§ **Aim**:
Return each line containing the string "Impedance".

** START Data lines **

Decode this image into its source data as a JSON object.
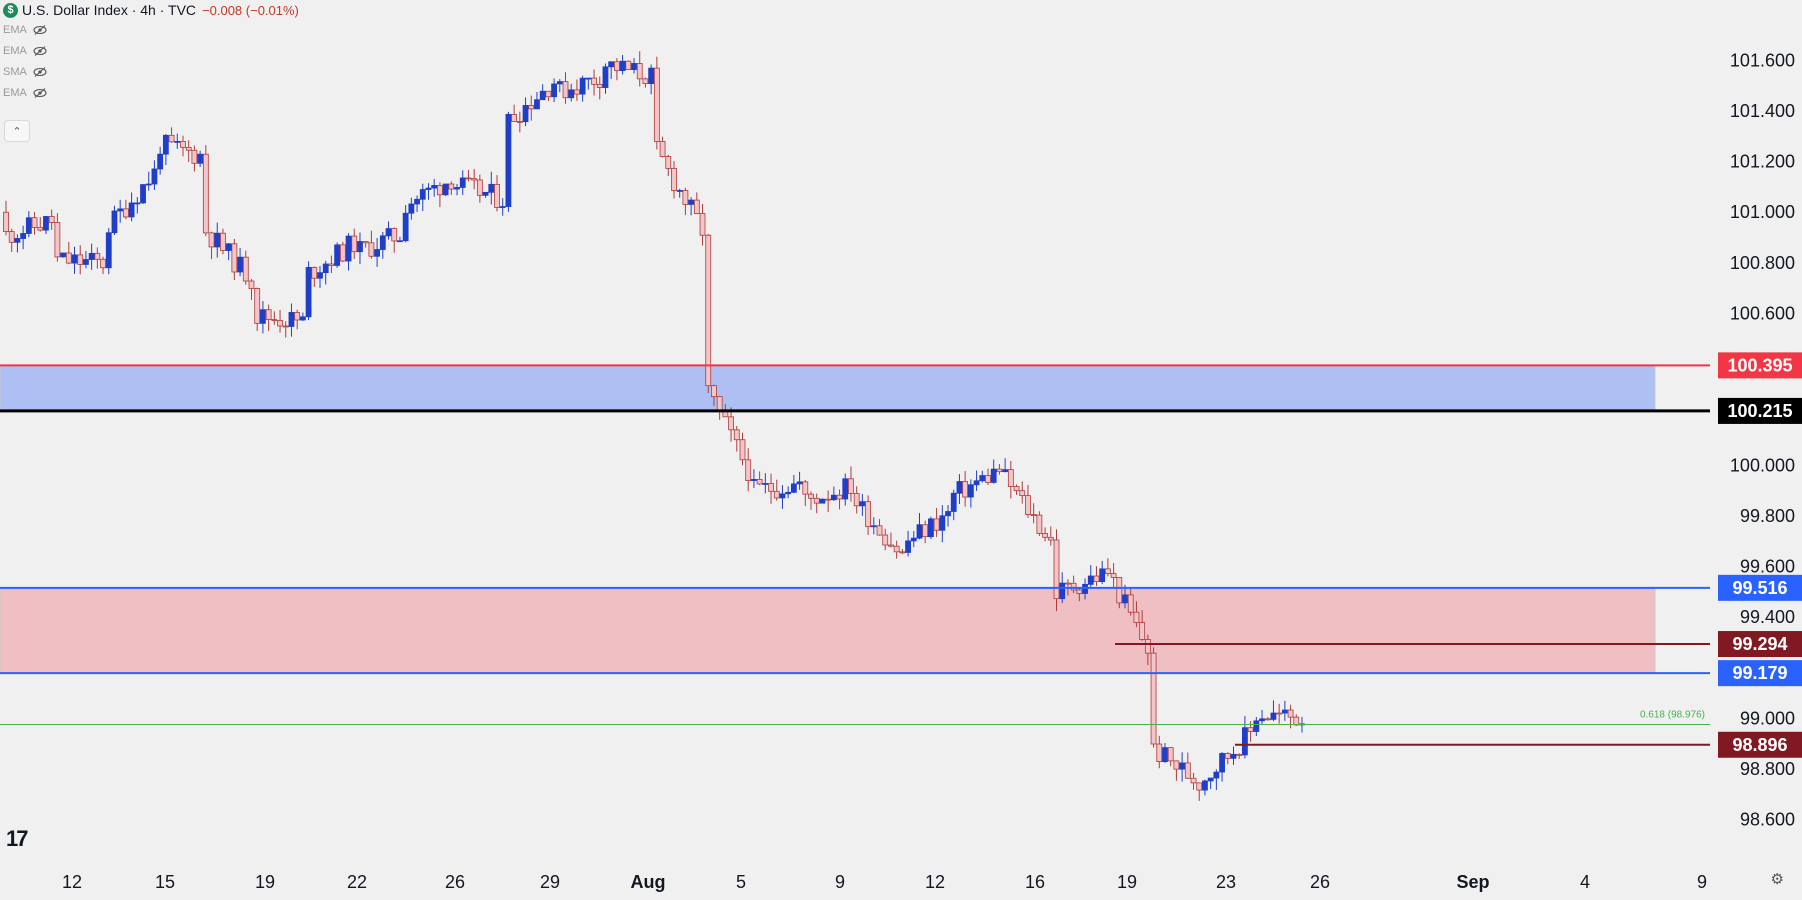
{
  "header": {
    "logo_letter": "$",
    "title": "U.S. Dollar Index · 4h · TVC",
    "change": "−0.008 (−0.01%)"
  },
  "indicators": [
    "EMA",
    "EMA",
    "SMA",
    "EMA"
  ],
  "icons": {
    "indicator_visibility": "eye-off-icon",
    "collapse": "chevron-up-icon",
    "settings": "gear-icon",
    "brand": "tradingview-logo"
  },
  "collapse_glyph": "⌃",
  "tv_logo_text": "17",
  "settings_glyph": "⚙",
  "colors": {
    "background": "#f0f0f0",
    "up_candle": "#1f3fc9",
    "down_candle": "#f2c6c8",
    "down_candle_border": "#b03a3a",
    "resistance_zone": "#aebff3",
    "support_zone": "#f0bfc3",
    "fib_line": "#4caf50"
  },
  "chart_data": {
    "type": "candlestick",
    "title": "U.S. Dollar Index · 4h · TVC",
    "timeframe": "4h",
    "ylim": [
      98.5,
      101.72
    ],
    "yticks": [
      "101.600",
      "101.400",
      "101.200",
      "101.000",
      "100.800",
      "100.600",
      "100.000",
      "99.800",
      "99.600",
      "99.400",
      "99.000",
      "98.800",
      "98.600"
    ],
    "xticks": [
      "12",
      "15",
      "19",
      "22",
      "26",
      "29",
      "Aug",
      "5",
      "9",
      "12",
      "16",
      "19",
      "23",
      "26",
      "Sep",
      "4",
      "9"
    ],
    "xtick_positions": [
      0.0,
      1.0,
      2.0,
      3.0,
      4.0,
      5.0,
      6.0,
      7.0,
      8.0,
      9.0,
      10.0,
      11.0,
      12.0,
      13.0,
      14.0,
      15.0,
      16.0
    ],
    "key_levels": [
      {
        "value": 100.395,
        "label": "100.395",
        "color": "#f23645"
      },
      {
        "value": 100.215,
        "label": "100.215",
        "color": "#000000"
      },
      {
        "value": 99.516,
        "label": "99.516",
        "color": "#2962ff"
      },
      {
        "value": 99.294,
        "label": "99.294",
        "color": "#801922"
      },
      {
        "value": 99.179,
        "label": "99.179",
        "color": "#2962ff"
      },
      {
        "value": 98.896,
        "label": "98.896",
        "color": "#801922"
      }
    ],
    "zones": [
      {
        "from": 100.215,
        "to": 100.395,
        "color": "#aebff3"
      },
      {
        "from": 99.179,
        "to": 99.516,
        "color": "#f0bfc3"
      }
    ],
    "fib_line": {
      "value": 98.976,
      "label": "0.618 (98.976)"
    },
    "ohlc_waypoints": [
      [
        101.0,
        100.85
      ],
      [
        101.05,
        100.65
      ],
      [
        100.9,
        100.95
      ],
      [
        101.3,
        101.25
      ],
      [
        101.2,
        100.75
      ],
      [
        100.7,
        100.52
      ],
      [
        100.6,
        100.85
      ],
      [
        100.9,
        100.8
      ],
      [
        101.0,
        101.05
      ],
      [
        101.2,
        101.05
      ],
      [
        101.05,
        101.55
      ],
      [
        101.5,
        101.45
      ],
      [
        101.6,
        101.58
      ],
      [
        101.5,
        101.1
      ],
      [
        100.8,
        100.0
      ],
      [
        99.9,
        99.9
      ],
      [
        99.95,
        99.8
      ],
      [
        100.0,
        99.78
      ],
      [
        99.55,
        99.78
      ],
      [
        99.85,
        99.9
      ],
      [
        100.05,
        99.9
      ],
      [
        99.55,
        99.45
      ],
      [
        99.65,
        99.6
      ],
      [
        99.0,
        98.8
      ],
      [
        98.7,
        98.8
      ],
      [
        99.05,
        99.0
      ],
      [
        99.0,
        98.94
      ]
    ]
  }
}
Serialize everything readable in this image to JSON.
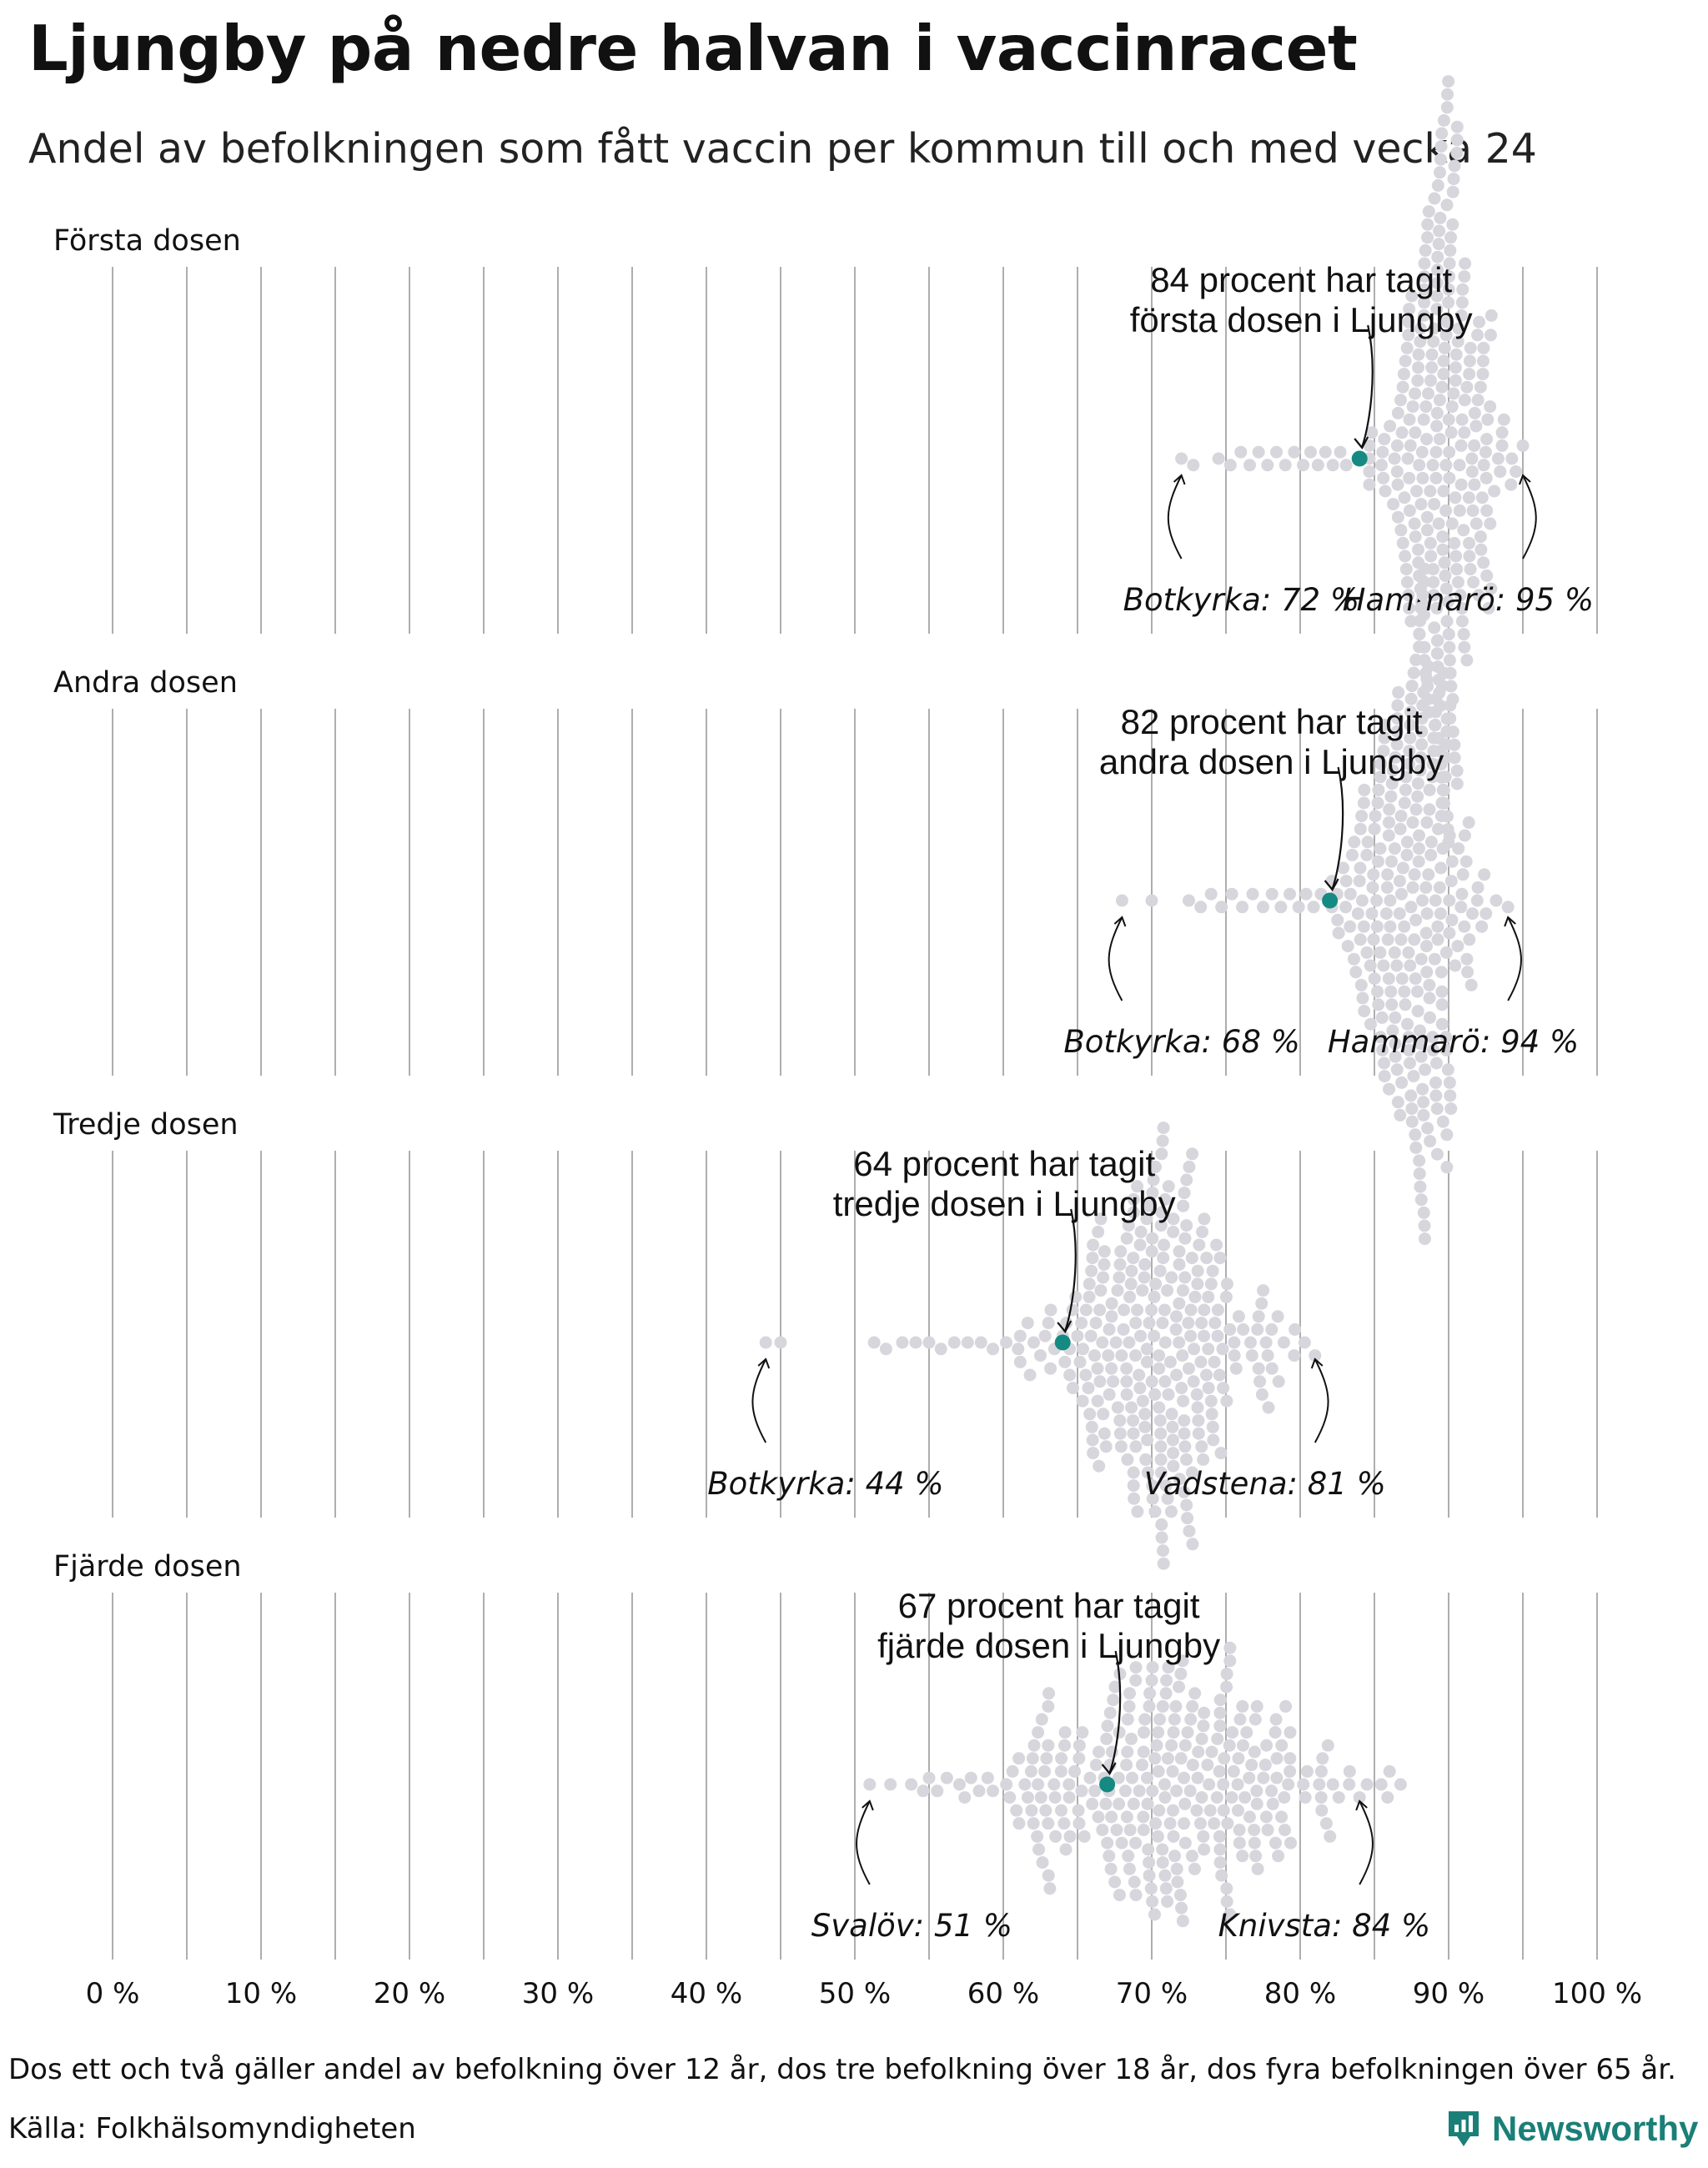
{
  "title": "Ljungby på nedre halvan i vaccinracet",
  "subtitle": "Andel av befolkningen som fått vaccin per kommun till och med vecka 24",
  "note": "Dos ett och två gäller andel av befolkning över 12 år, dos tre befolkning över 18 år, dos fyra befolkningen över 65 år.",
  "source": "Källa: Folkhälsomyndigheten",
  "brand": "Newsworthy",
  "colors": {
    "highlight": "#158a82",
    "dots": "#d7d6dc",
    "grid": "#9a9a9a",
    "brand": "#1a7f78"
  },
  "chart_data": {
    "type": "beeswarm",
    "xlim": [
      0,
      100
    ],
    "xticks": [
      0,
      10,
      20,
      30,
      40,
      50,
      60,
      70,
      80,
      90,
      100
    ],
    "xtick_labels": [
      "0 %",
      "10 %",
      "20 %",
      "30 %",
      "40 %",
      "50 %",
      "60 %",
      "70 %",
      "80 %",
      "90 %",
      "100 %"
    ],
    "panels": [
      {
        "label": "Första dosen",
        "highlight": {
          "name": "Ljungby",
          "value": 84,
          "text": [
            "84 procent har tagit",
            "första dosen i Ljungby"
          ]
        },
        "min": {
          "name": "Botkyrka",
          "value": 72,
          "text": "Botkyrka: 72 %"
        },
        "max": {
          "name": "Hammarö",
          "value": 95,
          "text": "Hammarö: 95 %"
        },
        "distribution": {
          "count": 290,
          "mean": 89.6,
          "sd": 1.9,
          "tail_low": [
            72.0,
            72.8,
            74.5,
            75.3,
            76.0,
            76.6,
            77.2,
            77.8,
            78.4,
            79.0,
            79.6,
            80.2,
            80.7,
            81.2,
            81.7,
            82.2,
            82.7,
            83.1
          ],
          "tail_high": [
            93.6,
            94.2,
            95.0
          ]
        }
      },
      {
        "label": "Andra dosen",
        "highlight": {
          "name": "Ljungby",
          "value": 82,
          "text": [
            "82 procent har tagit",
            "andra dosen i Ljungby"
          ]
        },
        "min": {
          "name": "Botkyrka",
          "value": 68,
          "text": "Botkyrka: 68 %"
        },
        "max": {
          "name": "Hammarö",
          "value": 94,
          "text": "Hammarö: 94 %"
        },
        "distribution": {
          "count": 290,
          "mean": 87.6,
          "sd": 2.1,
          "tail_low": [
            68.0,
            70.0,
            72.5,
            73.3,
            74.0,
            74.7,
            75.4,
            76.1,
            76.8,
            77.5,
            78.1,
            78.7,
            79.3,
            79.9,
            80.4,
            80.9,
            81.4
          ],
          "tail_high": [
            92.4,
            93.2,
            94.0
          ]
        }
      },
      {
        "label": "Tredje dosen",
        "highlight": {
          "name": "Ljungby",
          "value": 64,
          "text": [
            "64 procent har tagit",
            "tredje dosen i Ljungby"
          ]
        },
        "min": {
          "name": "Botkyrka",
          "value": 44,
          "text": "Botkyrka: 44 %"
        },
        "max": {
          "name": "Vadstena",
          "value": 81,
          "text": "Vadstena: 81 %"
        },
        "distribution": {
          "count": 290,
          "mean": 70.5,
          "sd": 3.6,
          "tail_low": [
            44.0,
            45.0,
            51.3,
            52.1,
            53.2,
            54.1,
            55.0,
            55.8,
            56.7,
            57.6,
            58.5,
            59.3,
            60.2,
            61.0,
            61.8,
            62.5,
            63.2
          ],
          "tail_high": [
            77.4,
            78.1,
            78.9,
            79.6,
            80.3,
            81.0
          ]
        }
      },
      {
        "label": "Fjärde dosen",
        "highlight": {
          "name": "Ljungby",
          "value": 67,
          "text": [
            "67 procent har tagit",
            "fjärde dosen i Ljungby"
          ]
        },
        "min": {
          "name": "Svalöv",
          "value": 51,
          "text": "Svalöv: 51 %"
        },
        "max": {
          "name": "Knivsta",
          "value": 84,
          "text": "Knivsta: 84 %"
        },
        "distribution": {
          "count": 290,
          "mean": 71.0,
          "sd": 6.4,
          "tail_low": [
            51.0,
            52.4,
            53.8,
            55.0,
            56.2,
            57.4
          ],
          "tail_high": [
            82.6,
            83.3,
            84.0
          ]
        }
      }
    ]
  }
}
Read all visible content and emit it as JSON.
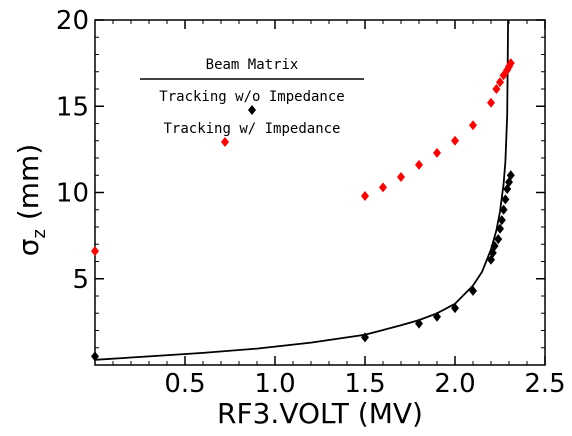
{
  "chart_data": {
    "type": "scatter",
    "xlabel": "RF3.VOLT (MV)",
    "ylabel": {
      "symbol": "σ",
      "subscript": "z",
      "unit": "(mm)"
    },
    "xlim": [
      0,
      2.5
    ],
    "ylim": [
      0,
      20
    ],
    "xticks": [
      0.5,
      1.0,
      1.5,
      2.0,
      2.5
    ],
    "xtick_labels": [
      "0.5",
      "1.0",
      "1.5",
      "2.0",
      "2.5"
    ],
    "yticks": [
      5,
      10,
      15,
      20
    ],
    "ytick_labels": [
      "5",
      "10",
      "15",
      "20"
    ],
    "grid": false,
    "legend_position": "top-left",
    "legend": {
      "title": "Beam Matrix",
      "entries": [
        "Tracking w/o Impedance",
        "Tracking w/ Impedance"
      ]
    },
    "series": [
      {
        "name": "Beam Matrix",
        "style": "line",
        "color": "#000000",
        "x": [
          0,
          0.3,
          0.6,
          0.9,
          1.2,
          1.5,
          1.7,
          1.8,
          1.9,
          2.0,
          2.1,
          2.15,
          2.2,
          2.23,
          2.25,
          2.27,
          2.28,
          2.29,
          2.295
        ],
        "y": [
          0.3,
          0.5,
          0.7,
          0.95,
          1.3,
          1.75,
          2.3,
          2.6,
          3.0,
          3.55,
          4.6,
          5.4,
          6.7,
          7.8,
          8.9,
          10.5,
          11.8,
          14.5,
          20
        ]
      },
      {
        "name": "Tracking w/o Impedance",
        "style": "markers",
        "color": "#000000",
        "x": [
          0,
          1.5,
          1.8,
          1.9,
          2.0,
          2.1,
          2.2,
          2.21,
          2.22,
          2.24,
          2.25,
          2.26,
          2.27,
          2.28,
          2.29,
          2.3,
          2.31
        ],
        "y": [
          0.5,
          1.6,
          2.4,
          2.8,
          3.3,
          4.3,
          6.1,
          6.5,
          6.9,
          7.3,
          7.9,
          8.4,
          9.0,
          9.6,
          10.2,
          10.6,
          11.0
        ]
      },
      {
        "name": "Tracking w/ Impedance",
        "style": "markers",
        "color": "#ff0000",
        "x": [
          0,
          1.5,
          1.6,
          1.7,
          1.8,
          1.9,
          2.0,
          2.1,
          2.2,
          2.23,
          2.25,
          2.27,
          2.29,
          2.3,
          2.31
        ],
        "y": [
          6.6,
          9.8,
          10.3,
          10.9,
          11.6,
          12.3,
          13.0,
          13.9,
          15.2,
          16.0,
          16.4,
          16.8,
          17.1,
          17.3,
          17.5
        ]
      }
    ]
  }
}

** END Data lines **

§ **Written response**:
        "Tracking w/o Impedance",
        "Tracking w/ Impedance"
        "name": "Tracking w/o Impedance",
        "name": "Tracking w/ Impedance",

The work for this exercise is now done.